• **DIRECTIVE**: All lines below must be repeated exactly, with the pictures omitted.
──────
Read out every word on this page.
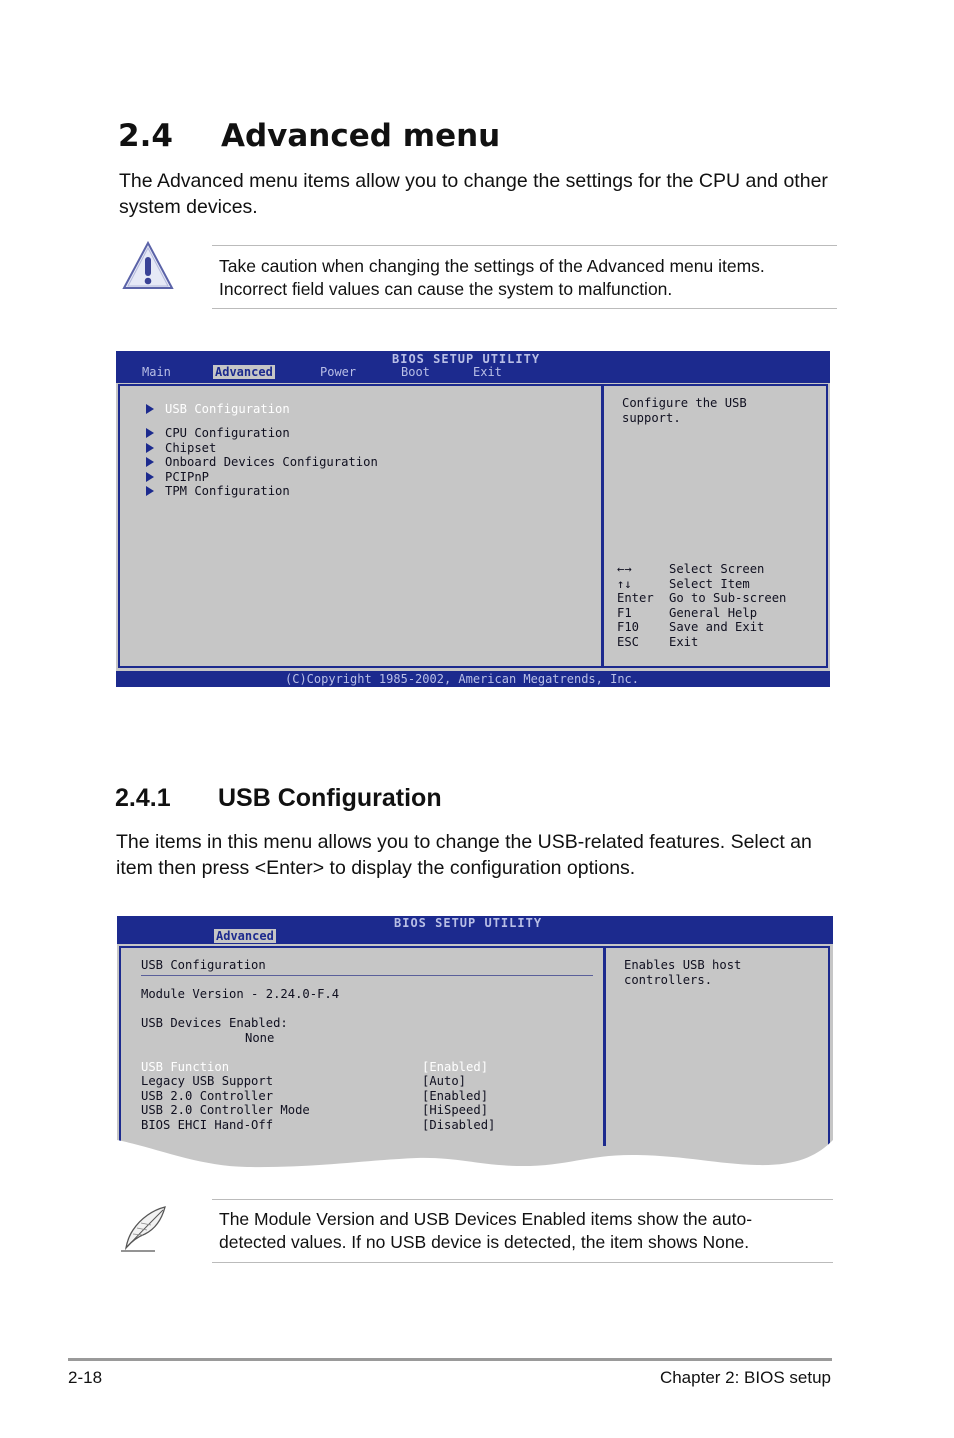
2.4 Advanced menu
The Advanced menu items allow you to change the settings for the CPU and other system devices.
Take caution when changing the settings of the Advanced menu items. Incorrect field values can cause the system to malfunction.
BIOS SETUP UTILITY
Main	Advanced	Power	Boot	Exit
USB Configuration
CPU Configuration
Chipset
Onboard Devices Configuration
PCIPnP
TPM Configuration
Configure the USB
support.
←→	Select Screen
↑↓	Select Item
Enter Go to Sub-screen
F1	General Help
F10 Save and Exit
ESC Exit
(C)Copyright 1985-2002, American Megatrends, Inc.
2.4.1 USB Configuration
The items in this menu allows you to change the USB-related features. Select an item then press <Enter> to display the configuration options.
BIOS SETUP UTILITY
Advanced
USB Configuration
Module Version - 2.24.0-F.4
USB Devices Enabled:
None
USB Function	[Enabled]
Legacy USB Support	[Auto]
USB 2.0 Controller	[Enabled]
USB 2.0 Controller Mode	[HiSpeed]
BIOS EHCI Hand-Off	[Disabled]
Enables USB host
controllers.
The Module Version and USB Devices Enabled items show the auto-detected values. If no USB device is detected, the item shows None.
2-18	Chapter 2: BIOS setup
──────
• **REPLY TO THE EXERCISE**:
Read out every word on this page.
2.4 Advanced menu
The Advanced menu items allow you to change the settings for the CPU and other system devices.
Take caution when changing the settings of the Advanced menu items. Incorrect field values can cause the system to malfunction.
BIOS SETUP UTILITY
Main	Advanced	Power	Boot	Exit
USB Configuration
CPU Configuration
Chipset
Onboard Devices Configuration
PCIPnP
TPM Configuration
Configure the USB
support.
←→	Select Screen
↑↓	Select Item
Enter Go to Sub-screen
F1	General Help
F10 Save and Exit
ESC Exit
(C)Copyright 1985-2002, American Megatrends, Inc.
2.4.1 USB Configuration
The items in this menu allows you to change the USB-related features. Select an item then press <Enter> to display the configuration options.
BIOS SETUP UTILITY
Advanced
USB Configuration
Module Version - 2.24.0-F.4
USB Devices Enabled:
None
USB Function	[Enabled]
Legacy USB Support	[Auto]
USB 2.0 Controller	[Enabled]
USB 2.0 Controller Mode	[HiSpeed]
BIOS EHCI Hand-Off	[Disabled]
Enables USB host
controllers.
The Module Version and USB Devices Enabled items show the auto-detected values. If no USB device is detected, the item shows None.
2-18	Chapter 2: BIOS setup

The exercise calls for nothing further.